[Dataset entries]
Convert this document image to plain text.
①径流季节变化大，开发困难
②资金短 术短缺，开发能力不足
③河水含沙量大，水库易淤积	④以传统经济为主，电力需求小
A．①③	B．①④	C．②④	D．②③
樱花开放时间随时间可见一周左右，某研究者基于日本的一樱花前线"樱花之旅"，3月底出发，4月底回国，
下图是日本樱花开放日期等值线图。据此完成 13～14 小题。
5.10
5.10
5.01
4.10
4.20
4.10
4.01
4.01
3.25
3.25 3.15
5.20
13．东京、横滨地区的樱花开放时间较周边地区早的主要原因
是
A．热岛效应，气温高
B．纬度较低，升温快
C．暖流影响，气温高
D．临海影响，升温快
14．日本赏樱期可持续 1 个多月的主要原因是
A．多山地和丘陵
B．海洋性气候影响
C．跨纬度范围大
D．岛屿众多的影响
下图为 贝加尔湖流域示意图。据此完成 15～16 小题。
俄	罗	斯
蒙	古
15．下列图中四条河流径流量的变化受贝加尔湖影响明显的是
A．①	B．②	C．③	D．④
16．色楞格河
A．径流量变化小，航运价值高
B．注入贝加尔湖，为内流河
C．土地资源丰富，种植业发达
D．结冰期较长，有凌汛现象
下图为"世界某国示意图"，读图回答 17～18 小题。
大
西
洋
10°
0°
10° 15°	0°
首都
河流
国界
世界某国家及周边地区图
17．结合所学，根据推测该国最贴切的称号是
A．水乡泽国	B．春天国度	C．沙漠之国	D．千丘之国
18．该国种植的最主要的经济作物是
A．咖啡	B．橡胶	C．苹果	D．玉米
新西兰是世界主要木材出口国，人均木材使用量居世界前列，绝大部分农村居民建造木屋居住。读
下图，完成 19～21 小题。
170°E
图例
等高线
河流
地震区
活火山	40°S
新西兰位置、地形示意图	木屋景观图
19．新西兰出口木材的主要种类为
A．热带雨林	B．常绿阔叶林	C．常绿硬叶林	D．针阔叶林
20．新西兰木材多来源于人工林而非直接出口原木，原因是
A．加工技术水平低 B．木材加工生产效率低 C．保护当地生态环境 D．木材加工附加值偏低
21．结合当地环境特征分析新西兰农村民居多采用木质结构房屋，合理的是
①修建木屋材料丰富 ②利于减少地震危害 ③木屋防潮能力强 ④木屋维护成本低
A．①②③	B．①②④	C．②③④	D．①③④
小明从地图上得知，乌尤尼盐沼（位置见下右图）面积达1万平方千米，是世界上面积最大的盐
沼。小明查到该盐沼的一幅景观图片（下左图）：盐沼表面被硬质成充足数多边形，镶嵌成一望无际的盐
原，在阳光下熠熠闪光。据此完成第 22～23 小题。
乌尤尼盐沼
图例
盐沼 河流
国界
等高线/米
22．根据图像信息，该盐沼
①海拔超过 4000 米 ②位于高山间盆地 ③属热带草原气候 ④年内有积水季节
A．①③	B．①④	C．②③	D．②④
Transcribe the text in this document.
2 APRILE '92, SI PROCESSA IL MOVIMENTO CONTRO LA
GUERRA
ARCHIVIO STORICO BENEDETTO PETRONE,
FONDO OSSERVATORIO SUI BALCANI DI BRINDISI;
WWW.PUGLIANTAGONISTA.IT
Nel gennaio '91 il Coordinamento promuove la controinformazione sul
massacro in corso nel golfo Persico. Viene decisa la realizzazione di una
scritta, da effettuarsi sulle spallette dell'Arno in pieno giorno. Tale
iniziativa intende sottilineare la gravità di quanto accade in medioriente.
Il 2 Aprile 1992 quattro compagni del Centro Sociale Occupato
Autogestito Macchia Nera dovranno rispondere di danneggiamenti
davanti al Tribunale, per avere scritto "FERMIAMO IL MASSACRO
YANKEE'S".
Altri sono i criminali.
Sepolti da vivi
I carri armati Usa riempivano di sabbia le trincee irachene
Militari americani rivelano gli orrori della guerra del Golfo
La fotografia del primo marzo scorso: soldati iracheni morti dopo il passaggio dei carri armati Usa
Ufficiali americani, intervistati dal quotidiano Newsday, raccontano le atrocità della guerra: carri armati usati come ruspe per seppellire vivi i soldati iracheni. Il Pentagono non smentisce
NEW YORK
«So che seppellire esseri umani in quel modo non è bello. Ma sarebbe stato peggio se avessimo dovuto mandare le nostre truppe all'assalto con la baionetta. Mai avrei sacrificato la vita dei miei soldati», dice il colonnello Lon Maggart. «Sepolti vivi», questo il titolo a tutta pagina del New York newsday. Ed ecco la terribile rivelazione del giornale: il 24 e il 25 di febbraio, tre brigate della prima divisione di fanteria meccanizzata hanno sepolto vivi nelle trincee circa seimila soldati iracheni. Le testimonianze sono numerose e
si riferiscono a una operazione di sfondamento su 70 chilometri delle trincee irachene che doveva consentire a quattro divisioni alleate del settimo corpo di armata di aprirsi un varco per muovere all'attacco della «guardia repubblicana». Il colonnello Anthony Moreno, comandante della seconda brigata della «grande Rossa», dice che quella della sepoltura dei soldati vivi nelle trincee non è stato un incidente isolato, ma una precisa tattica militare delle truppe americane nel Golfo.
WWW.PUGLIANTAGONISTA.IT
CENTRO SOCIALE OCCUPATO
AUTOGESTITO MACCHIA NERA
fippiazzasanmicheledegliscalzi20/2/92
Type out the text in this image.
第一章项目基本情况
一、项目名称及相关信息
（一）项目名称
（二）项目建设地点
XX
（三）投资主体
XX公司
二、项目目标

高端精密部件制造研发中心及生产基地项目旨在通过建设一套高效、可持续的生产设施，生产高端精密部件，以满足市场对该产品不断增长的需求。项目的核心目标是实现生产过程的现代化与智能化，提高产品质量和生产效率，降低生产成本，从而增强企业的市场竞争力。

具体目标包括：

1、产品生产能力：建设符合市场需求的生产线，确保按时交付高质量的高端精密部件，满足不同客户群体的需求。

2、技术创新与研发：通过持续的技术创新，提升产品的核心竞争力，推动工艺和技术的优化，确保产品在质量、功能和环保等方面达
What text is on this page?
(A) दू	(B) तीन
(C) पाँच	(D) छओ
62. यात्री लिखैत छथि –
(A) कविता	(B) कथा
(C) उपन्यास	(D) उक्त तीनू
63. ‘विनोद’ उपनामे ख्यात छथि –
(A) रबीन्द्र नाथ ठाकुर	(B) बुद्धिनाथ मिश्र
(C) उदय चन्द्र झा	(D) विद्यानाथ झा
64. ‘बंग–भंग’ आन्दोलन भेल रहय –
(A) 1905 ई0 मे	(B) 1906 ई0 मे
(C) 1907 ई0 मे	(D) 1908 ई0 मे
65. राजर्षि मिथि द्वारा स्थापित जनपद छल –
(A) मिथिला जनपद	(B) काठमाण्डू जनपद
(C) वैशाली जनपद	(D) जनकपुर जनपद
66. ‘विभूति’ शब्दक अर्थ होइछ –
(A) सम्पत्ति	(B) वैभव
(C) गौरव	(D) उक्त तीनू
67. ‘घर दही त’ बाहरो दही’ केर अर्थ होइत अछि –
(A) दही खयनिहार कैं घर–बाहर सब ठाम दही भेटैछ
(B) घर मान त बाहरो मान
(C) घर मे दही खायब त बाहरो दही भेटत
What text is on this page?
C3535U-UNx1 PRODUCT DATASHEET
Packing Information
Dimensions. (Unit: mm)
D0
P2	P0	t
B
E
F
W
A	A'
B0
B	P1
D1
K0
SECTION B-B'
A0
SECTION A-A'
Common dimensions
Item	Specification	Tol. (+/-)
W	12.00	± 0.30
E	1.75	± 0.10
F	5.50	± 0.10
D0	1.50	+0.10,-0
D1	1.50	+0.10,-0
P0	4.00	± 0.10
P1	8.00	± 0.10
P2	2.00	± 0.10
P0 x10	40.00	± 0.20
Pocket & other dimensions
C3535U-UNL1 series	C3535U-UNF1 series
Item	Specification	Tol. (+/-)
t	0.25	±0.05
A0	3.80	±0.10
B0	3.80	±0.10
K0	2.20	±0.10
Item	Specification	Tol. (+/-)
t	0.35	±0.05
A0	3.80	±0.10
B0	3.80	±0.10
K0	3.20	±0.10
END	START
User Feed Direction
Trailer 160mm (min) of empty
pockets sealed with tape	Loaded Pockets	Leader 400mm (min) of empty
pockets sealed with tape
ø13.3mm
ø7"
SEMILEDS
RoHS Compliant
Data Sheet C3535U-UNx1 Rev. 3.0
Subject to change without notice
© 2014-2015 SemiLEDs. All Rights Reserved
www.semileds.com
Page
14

Request:
Gather up every line in the data above that contains the word "empty", copying each one.

Worked answer:
Trailer 160mm (min) of empty
pockets sealed with tape	Loaded Pockets	Leader 400mm (min) of empty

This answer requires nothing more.